━━ Stored rows ━━
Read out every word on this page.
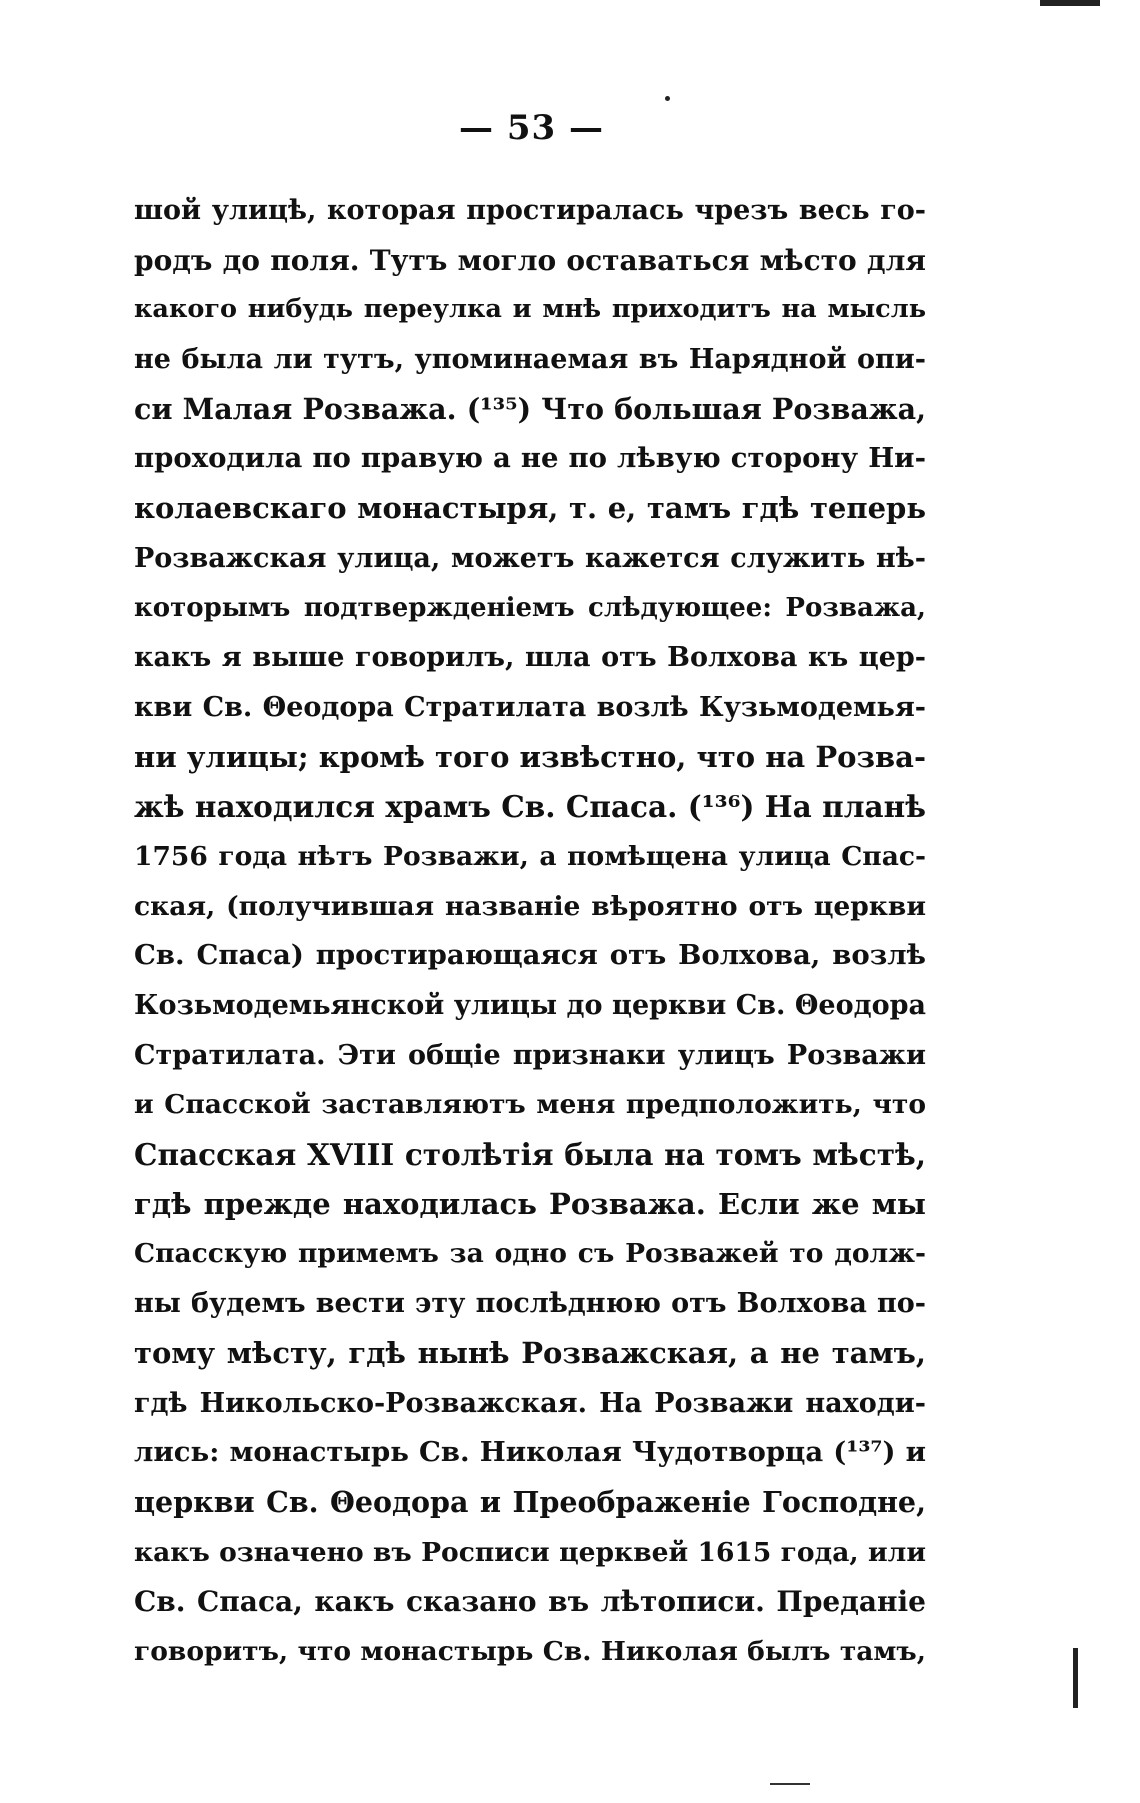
— 53 —
шой улицѣ, которая простиралась чрезъ весь го-
родъ до поля. Тутъ могло оставаться мѣсто для
какого нибудь переулка и мнѣ приходитъ на мысль
не была ли тутъ, упоминаемая въ Нарядной опи-
си Малая Розважа. (¹³⁵) Что большая Розважа,
проходила по правую а не по лѣвую сторону Ни-
колаевскаго монастыря, т. е, тамъ гдѣ теперь
Розважская улица, можетъ кажется служить нѣ-
которымъ подтвержденіемъ слѣдующее: Розважа,
какъ я выше говорилъ, шла отъ Волхова къ цер-
кви Св. Θеодора Стратилата возлѣ Кузьмодемья-
ни улицы; кромѣ того извѣстно, что на Розва-
жѣ находился храмъ Св. Спаса. (¹³⁶) На планѣ
1756 года нѣтъ Розважи, а помѣщена улица Спас-
ская, (получившая названіе вѣроятно отъ церкви
Св. Спаса) простирающаяся отъ Волхова, возлѣ
Козьмодемьянской улицы до церкви Св. Θеодора
Стратилата. Эти общіе признаки улицъ Розважи
и Спасской заставляютъ меня предположить, что
Спасская XVIII столѣтія была на томъ мѣстѣ,
гдѣ прежде находилась Розважа. Если же мы
Спасскую примемъ за одно съ Розважей то долж-
ны будемъ вести эту послѣднюю отъ Волхова по-
тому мѣсту, гдѣ нынѣ Розважская, а не тамъ,
гдѣ Никольско-Розважская. На Розважи находи-
лись: монастырь Св. Николая Чудотворца (¹³⁷) и
церкви Св. Θеодора и Преображеніе Господне,
какъ означено въ Росписи церквей 1615 года, или
Св. Спаса, какъ сказано въ лѣтописи. Преданіе
говоритъ, что монастырь Св. Николая былъ тамъ,
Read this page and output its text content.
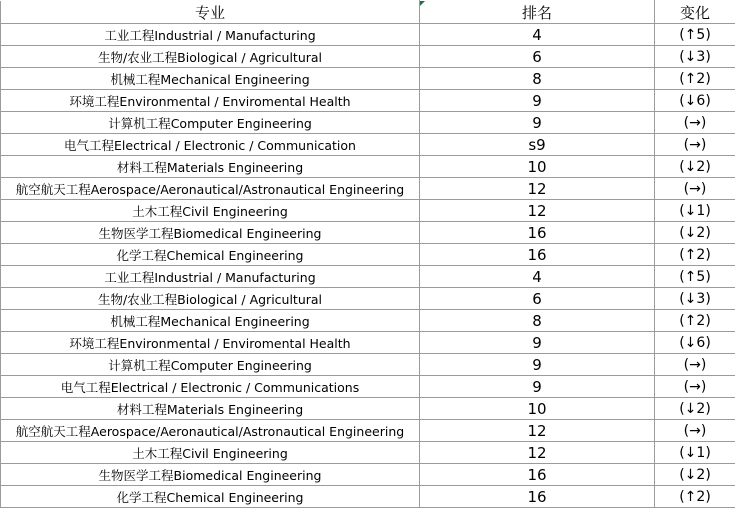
专业	排名	变化
工业工程Industrial / Manufacturing	4	(↑5)
生物/农业工程Biological / Agricultural	6	(↓3)
机械工程Mechanical Engineering	8	(↑2)
环境工程Environmental / Enviromental Health	9	(↓6)
计算机工程Computer Engineering	9	(→)
电气工程Electrical / Electronic / Communication	s9	(→)
材料工程Materials Engineering	10	(↓2)
航空航天工程Aerospace/Aeronautical/Astronautical Engineering	12	(→)
土木工程Civil Engineering	12	(↓1)
生物医学工程Biomedical Engineering	16	(↓2)
化学工程Chemical Engineering	16	(↑2)
工业工程Industrial / Manufacturing	4	(↑5)
生物/农业工程Biological / Agricultural	6	(↓3)
机械工程Mechanical Engineering	8	(↑2)
环境工程Environmental / Enviromental Health	9	(↓6)
计算机工程Computer Engineering	9	(→)
电气工程Electrical / Electronic / Communications	9	(→)
材料工程Materials Engineering	10	(↓2)
航空航天工程Aerospace/Aeronautical/Astronautical Engineering	12	(→)
土木工程Civil Engineering	12	(↓1)
生物医学工程Biomedical Engineering	16	(↓2)
化学工程Chemical Engineering	16	(↑2)
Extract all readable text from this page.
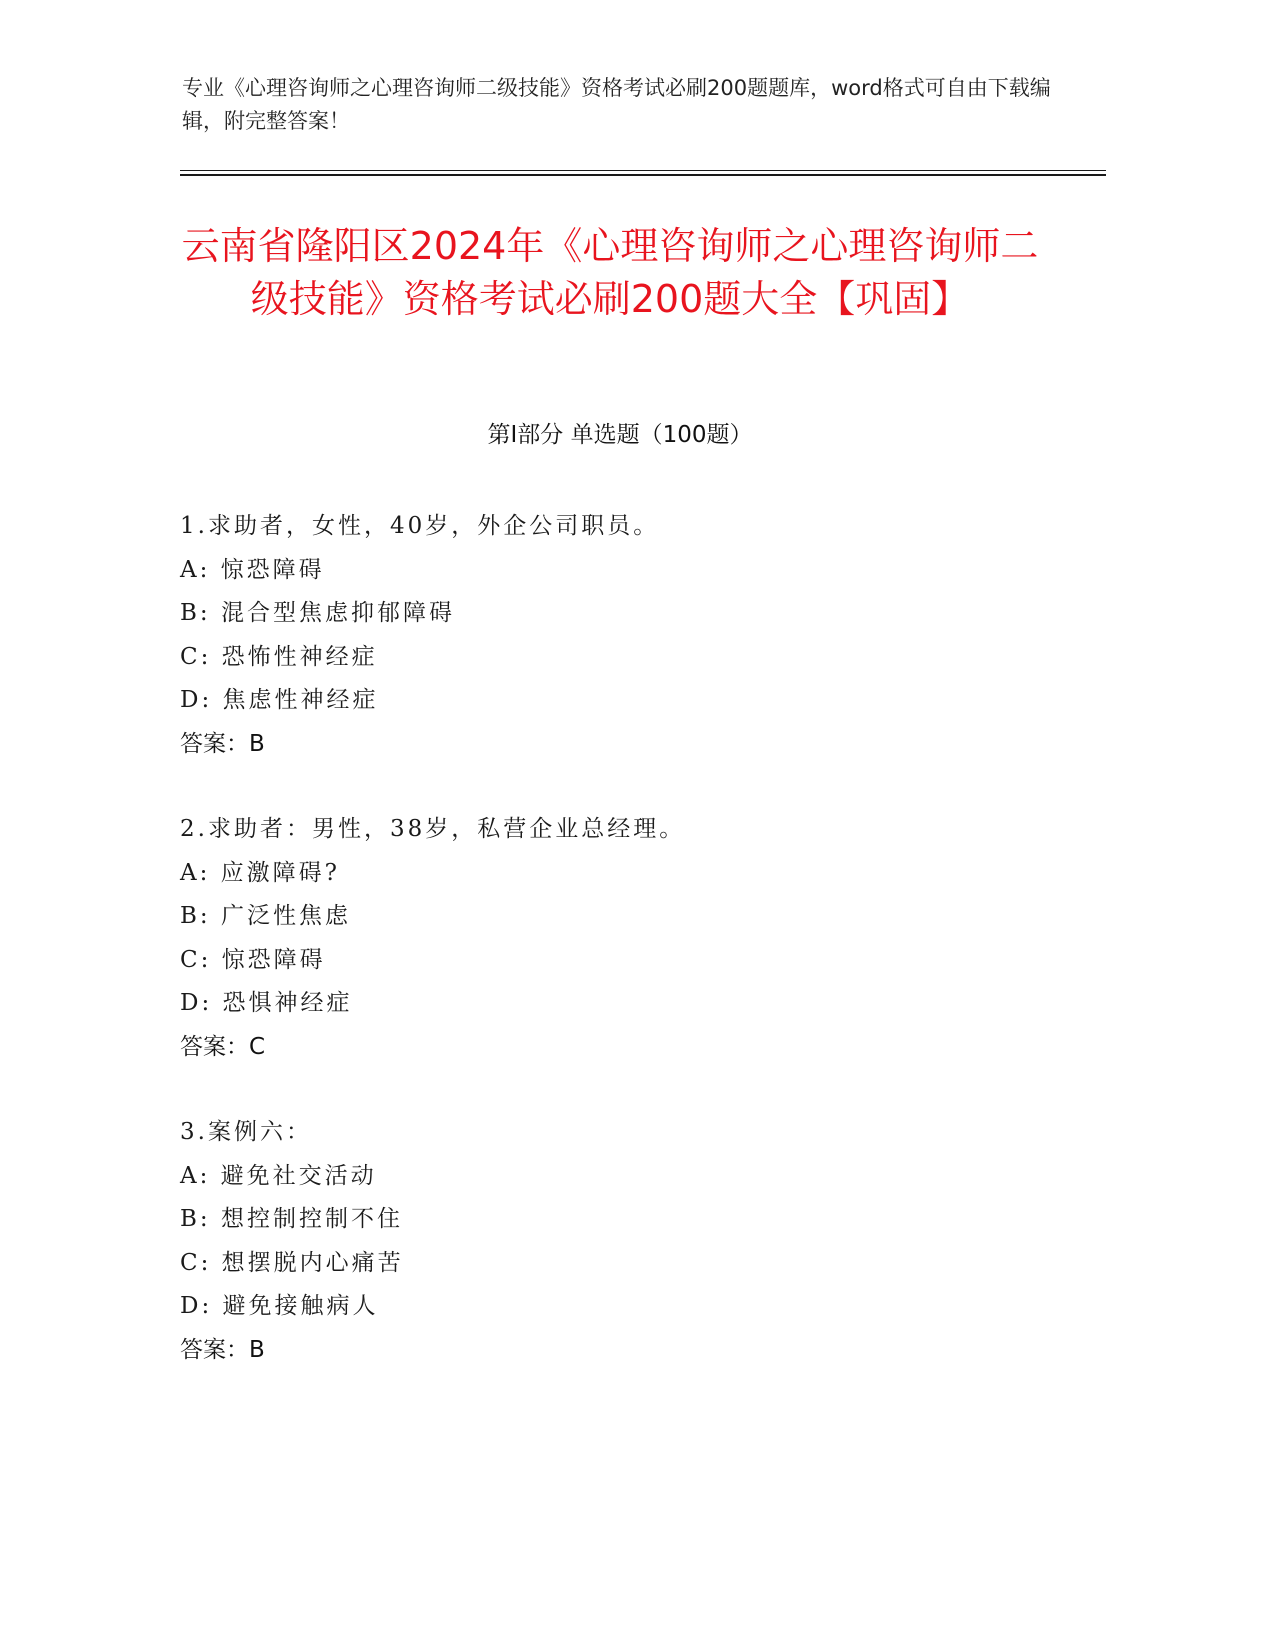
专业《心理咨询师之心理咨询师二级技能》资格考试必刷200题题库，word格式可自由下载编辑，附完整答案！
云南省隆阳区2024年《心理咨询师之心理咨询师二级技能》资格考试必刷200题大全【巩固】
第I部分 单选题（100题）
1.求助者，女性，40岁，外企公司职员。
A: 惊恐障碍
B: 混合型焦虑抑郁障碍
C: 恐怖性神经症
D: 焦虑性神经症
答案：B
2.求助者：男性，38岁，私营企业总经理。
A: 应激障碍?
B: 广泛性焦虑
C: 惊恐障碍
D: 恐惧神经症
答案：C
3.案例六：
A: 避免社交活动
B: 想控制控制不住
C: 想摆脱内心痛苦
D: 避免接触病人
答案：B
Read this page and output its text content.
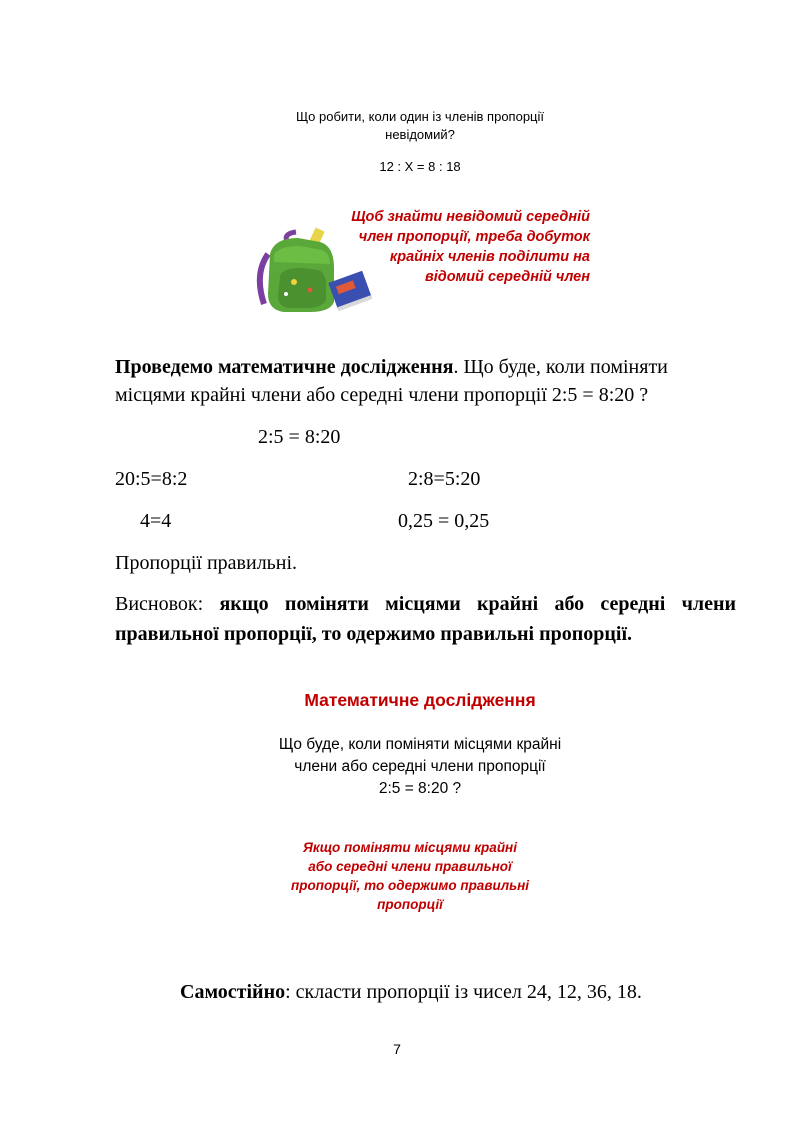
Що робити, коли один із членів пропорції
невідомий?
12 : Х = 8 : 18
Щоб знайти невідомий середній
член пропорції, треба добуток
крайніх членів поділити на
відомий середній член
Проведемо математичне дослідження. Що буде, коли поміняти
місцями крайні члени або середні члени пропорції 2:5 = 8:20 ?
2:5 = 8:20
20:5=8:2	2:8=5:20
4=4	0,25 = 0,25
Пропорції правильні.
Висновок: якщо поміняти місцями крайні або середні члени
правильної пропорції, то одержимо правильні пропорції.
Математичне дослідження
Що буде, коли поміняти місцями крайні
члени або середні члени пропорції
2:5 = 8:20 ?
Якщо поміняти місцями крайні
або середні члени правильної
пропорції, то одержимо правильні
пропорції
Самостійно: скласти пропорції із чисел 24, 12, 36, 18.
7
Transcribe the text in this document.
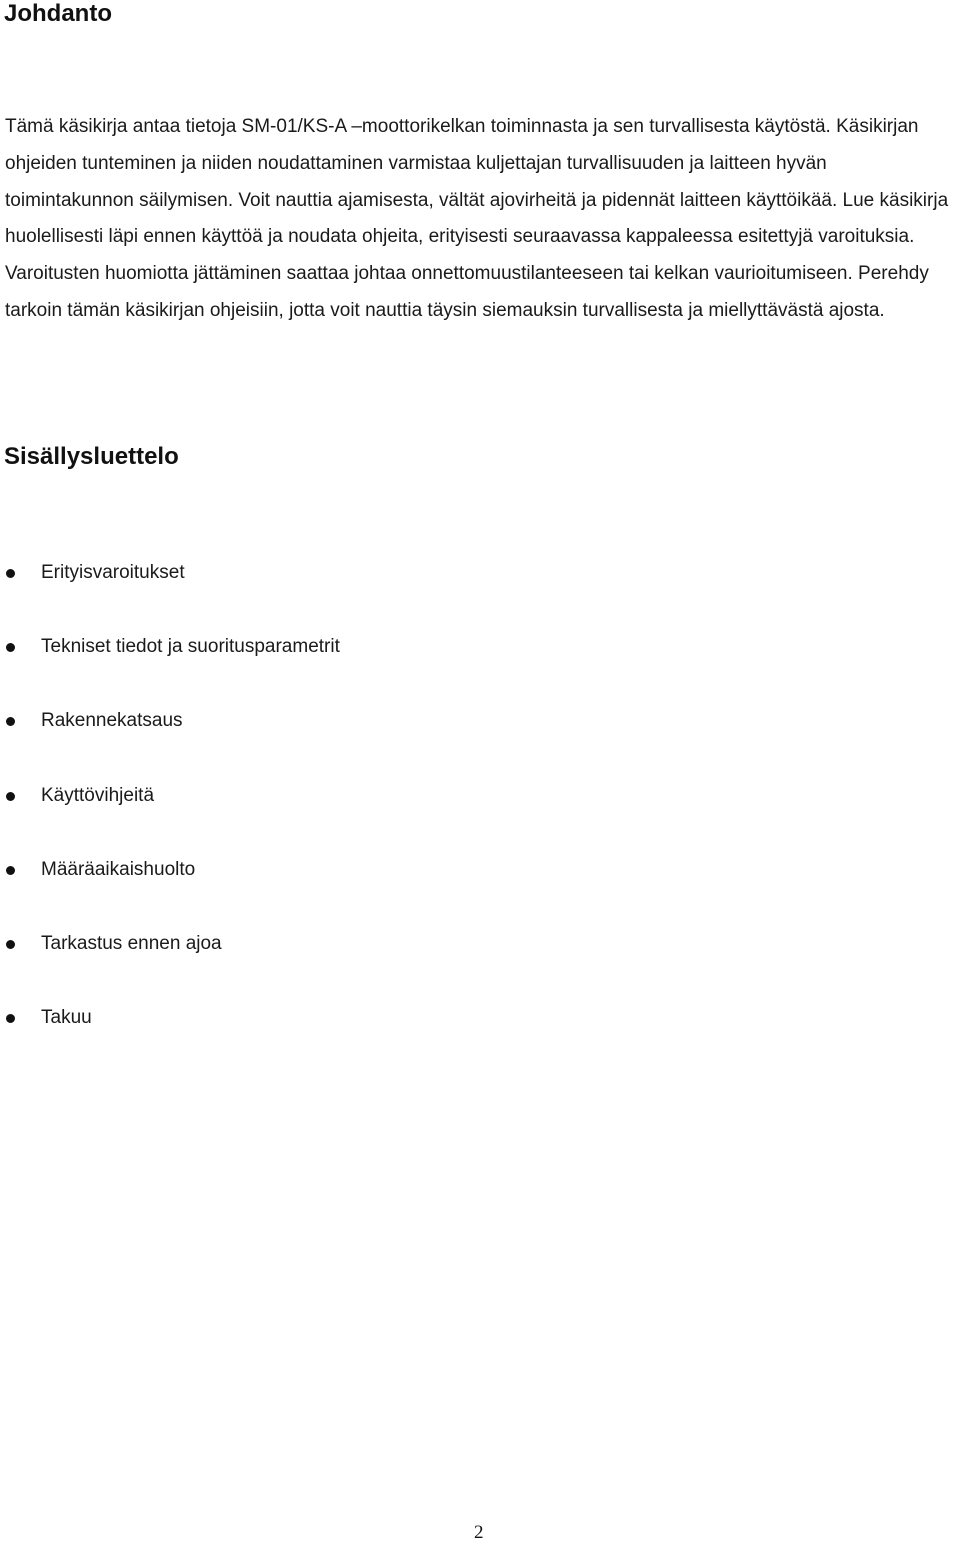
Johdanto

Tämä käsikirja antaa tietoja SM-01/KS-A –moottorikelkan toiminnasta ja sen turvallisesta käytöstä. Käsikirjan ohjeiden tunteminen ja niiden noudattaminen varmistaa kuljettajan turvallisuuden ja laitteen hyvän toimintakunnon säilymisen. Voit nauttia ajamisesta, vältät ajovirheitä ja pidennät laitteen käyttöikää. Lue käsikirja huolellisesti läpi ennen käyttöä ja noudata ohjeita, erityisesti seuraavassa kappaleessa esitettyjä varoituksia. Varoitusten huomiotta jättäminen saattaa johtaa onnettomuustilanteeseen tai kelkan vaurioitumiseen. Perehdy tarkoin tämän käsikirjan ohjeisiin, jotta voit nauttia täysin siemauksin turvallisesta ja miellyttävästä ajosta.

Sisällysluettelo
Erityisvaroitukset
Tekniset tiedot ja suoritusparametrit
Rakennekatsaus
Käyttövihjeitä
Määräaikaishuolto
Tarkastus ennen ajoa
Takuu
2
━━━
Exercise description: In the listing, find all lines with the string "місцями" and copy them.

Exercise solution:
місцями крайні члени або середні члени пропорції 2:5 = 8:20 ?
Висновок: якщо поміняти місцями крайні або середні члени
Що буде, коли поміняти місцями крайні
Якщо поміняти місцями крайні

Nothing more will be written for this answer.